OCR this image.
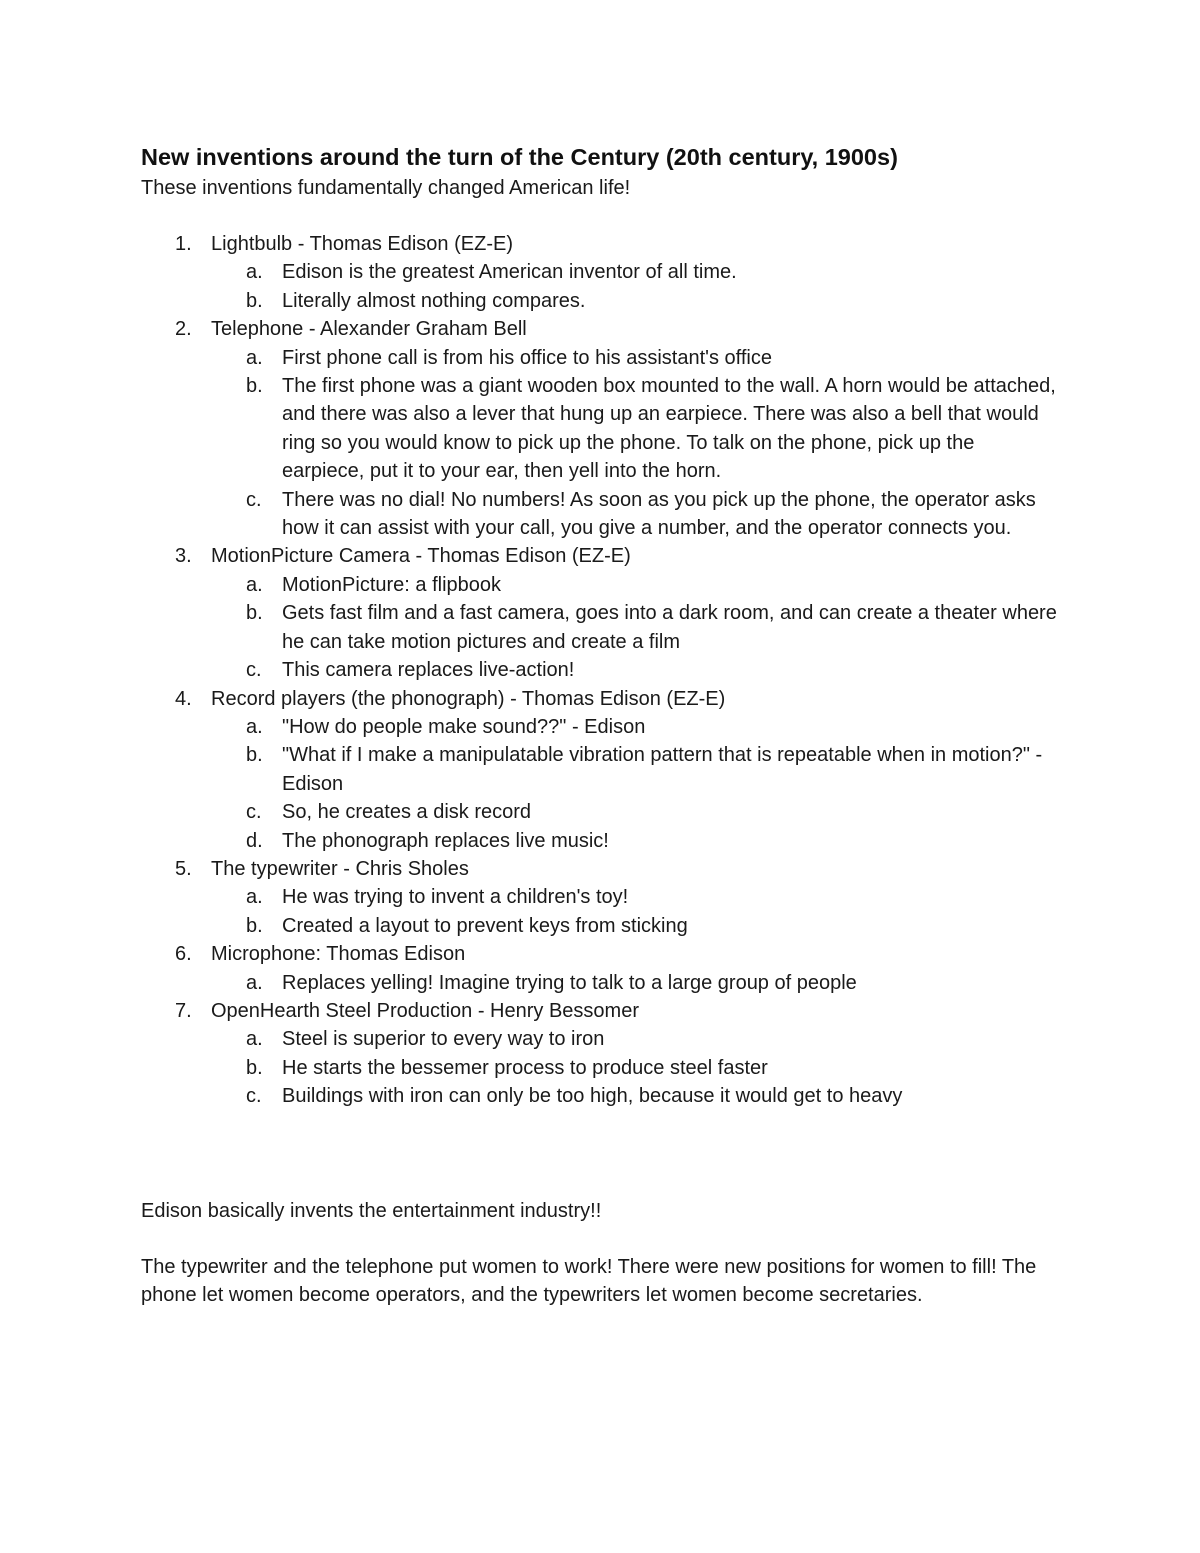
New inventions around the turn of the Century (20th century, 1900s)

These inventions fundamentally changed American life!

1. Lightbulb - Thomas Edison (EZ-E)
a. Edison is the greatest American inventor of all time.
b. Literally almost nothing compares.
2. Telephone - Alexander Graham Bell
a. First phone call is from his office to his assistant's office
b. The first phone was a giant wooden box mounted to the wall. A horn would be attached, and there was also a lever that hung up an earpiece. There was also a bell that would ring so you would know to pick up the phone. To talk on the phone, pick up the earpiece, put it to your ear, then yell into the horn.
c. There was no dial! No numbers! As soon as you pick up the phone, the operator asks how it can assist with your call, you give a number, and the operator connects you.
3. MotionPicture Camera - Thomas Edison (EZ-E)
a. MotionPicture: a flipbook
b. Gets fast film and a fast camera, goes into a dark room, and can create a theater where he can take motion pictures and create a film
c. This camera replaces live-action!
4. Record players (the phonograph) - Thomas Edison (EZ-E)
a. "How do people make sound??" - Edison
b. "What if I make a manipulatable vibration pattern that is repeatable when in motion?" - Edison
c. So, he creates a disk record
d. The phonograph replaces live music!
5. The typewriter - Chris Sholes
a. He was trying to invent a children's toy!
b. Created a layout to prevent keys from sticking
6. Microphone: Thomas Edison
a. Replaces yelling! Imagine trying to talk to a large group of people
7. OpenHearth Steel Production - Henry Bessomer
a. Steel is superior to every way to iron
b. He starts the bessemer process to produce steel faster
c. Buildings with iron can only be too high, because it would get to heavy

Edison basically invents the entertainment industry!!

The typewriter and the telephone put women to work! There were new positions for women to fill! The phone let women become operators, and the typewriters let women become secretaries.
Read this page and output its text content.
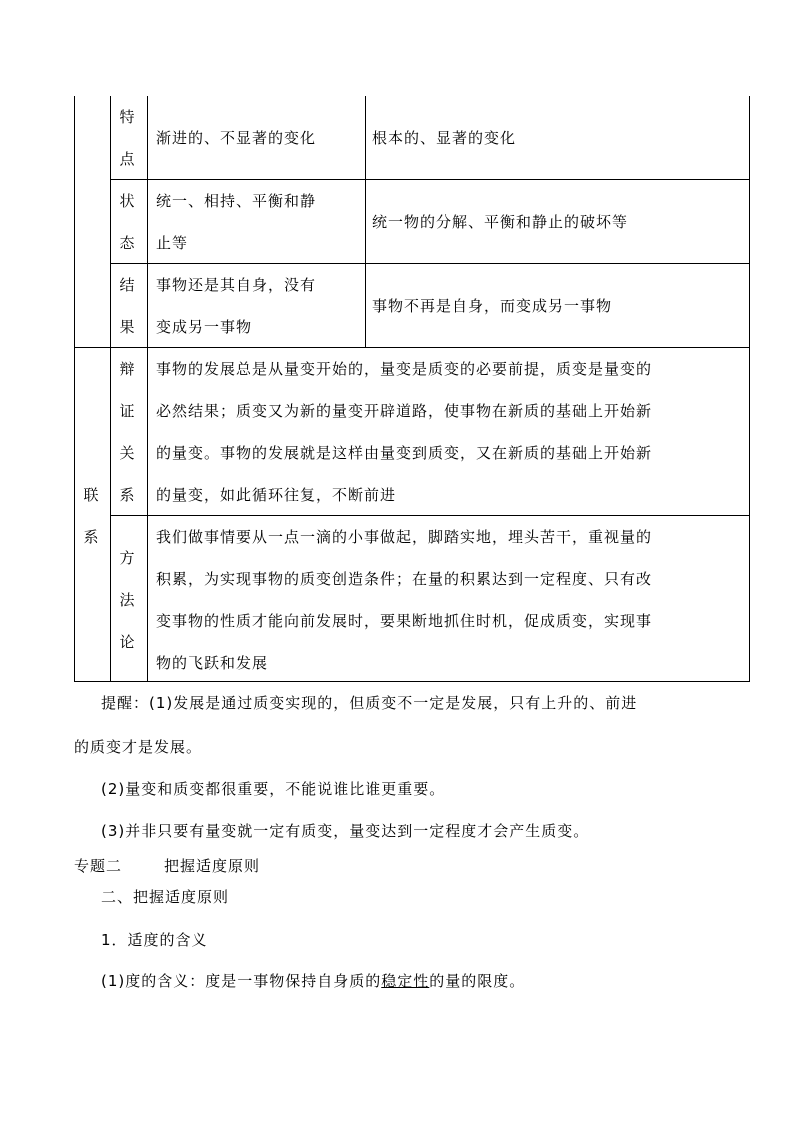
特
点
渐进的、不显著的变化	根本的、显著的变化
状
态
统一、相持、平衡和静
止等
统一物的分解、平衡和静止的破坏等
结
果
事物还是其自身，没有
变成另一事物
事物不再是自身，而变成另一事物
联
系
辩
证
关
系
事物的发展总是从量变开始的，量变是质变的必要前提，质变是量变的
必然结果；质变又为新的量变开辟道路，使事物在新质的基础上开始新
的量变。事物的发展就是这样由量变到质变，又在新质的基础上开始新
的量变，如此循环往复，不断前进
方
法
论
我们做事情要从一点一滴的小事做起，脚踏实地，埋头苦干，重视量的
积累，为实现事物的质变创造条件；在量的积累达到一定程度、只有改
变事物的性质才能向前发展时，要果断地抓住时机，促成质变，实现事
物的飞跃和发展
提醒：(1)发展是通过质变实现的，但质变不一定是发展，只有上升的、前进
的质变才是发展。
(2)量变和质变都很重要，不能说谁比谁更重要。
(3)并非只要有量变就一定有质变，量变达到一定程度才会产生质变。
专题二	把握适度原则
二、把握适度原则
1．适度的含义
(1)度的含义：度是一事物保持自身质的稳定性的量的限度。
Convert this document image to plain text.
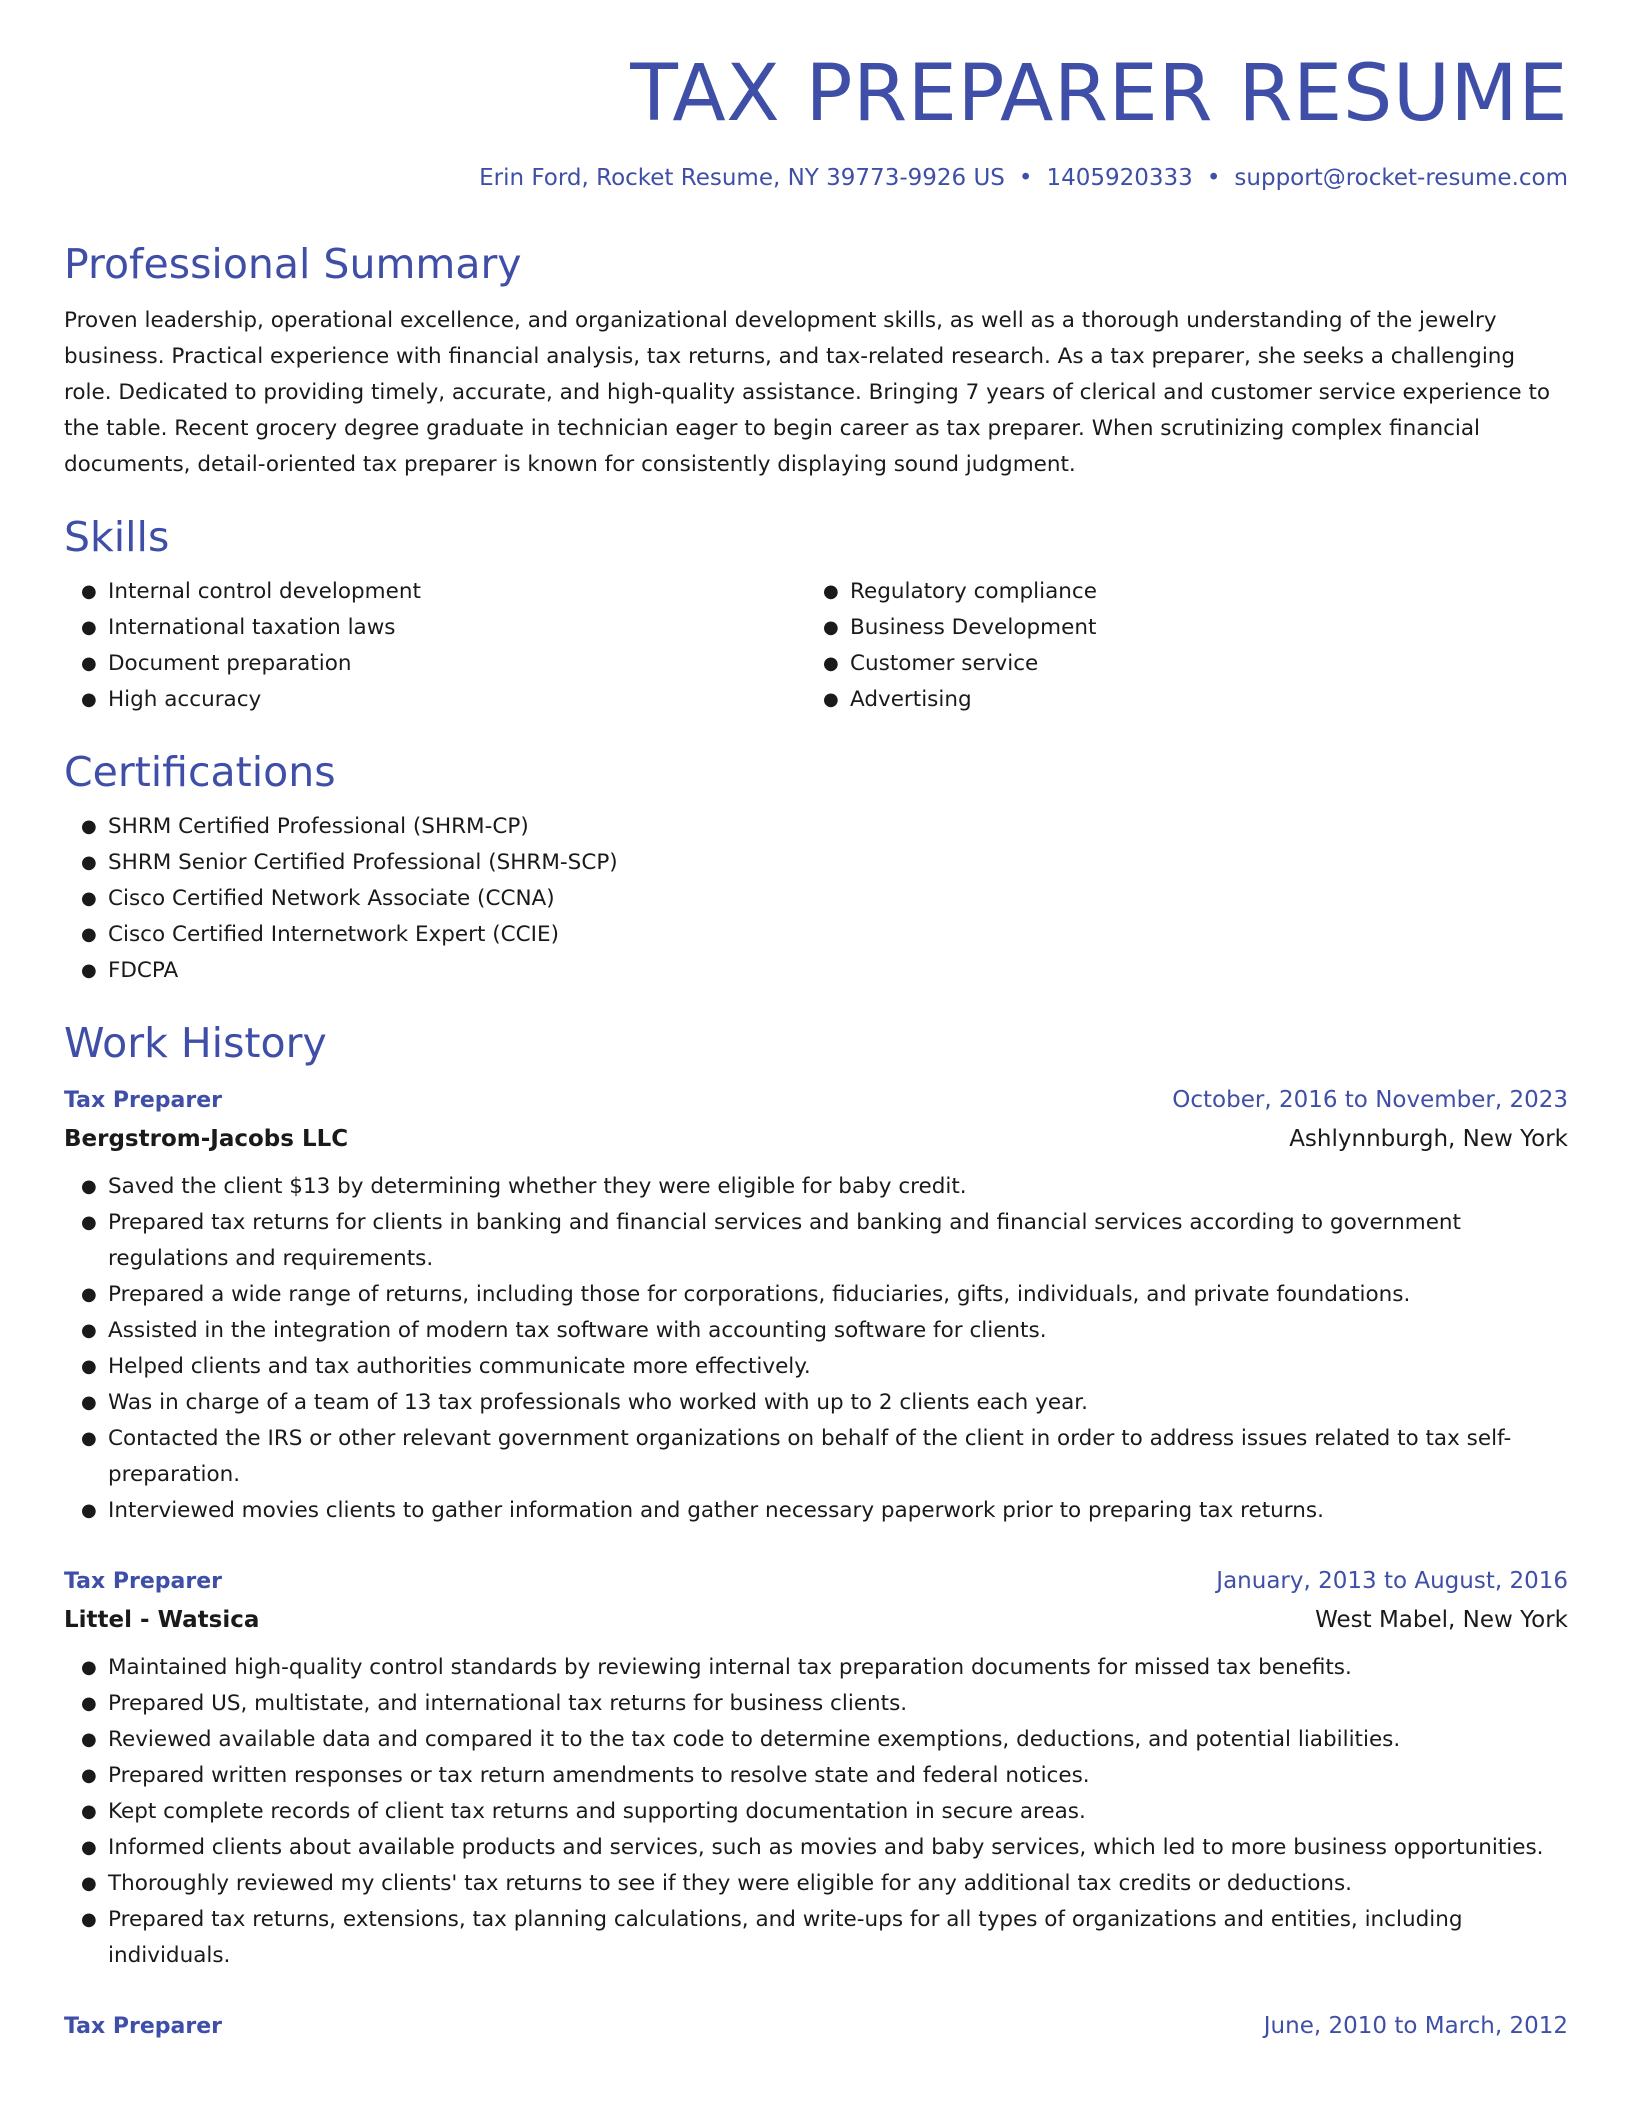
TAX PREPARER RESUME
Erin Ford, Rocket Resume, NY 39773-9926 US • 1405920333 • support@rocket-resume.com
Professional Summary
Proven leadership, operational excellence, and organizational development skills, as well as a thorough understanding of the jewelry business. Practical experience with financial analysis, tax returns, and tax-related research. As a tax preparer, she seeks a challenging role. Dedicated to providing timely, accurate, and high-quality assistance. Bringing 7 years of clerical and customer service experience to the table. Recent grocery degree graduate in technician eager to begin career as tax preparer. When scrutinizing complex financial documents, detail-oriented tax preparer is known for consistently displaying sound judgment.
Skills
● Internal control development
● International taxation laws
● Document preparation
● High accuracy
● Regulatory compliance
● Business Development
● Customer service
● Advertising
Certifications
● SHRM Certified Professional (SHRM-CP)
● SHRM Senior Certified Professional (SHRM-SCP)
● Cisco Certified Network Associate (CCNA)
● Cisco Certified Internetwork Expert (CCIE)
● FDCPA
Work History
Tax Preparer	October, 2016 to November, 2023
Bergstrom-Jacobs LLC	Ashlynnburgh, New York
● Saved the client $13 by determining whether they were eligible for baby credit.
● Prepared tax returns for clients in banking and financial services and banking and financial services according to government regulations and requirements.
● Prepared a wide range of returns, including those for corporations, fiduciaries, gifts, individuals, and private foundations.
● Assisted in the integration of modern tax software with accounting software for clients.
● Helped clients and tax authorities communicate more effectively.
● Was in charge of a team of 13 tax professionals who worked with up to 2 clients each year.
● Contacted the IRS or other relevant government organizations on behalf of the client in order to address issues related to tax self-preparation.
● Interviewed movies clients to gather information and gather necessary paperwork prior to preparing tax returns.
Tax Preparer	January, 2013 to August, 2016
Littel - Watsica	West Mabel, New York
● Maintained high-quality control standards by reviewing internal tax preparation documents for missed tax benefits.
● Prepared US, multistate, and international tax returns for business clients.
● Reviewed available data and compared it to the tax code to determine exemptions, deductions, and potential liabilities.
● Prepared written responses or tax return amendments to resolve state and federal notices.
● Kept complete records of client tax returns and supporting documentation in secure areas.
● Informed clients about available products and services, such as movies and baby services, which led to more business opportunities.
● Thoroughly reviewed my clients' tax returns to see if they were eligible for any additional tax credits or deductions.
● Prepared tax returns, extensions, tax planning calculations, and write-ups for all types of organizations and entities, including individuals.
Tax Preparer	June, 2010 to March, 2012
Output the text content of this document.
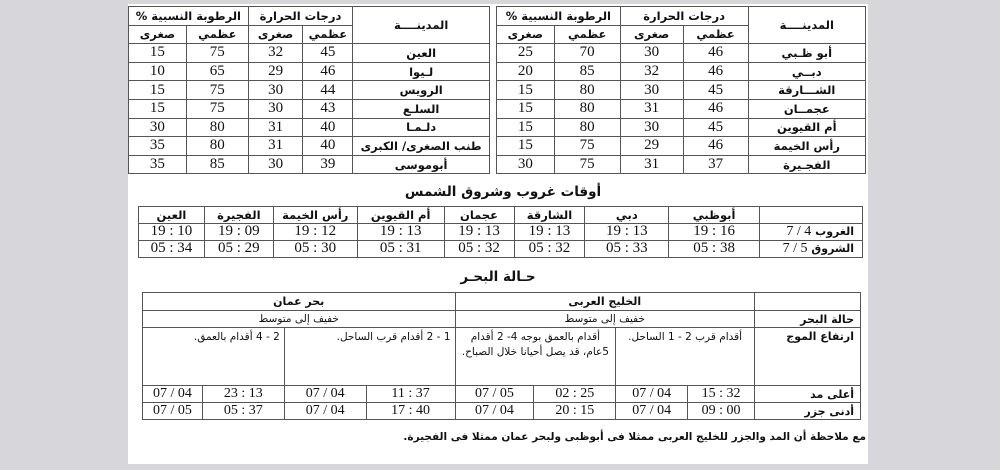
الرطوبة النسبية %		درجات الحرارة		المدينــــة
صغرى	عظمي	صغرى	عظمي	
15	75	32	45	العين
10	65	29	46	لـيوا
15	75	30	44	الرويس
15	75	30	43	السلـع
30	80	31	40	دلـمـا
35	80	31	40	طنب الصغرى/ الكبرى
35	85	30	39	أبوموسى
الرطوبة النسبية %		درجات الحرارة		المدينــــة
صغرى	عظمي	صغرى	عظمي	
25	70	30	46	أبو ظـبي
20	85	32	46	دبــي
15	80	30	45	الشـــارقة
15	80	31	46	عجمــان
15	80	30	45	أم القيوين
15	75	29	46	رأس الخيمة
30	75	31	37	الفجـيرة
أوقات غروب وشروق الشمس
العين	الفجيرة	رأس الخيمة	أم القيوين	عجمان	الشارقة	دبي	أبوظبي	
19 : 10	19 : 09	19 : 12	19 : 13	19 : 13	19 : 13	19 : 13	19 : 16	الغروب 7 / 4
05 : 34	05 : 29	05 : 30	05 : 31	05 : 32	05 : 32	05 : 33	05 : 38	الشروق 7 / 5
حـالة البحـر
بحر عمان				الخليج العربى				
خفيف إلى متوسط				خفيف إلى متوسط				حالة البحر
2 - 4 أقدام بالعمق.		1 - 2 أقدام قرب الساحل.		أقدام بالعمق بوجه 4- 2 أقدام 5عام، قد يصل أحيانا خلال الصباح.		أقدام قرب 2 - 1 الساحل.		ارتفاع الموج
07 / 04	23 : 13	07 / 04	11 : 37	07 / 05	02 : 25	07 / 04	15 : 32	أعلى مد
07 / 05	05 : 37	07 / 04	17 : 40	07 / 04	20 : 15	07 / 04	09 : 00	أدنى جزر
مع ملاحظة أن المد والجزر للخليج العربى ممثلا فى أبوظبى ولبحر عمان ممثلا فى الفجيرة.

========

▶ _What you should do_: Look through the entries above. Extract each line with the word "عمان".

▶ _Correct answer_:
بحر عمان				الخليج العربى				
مع ملاحظة أن المد والجزر للخليج العربى ممثلا فى أبوظبى ولبحر عمان ممثلا فى الفجيرة.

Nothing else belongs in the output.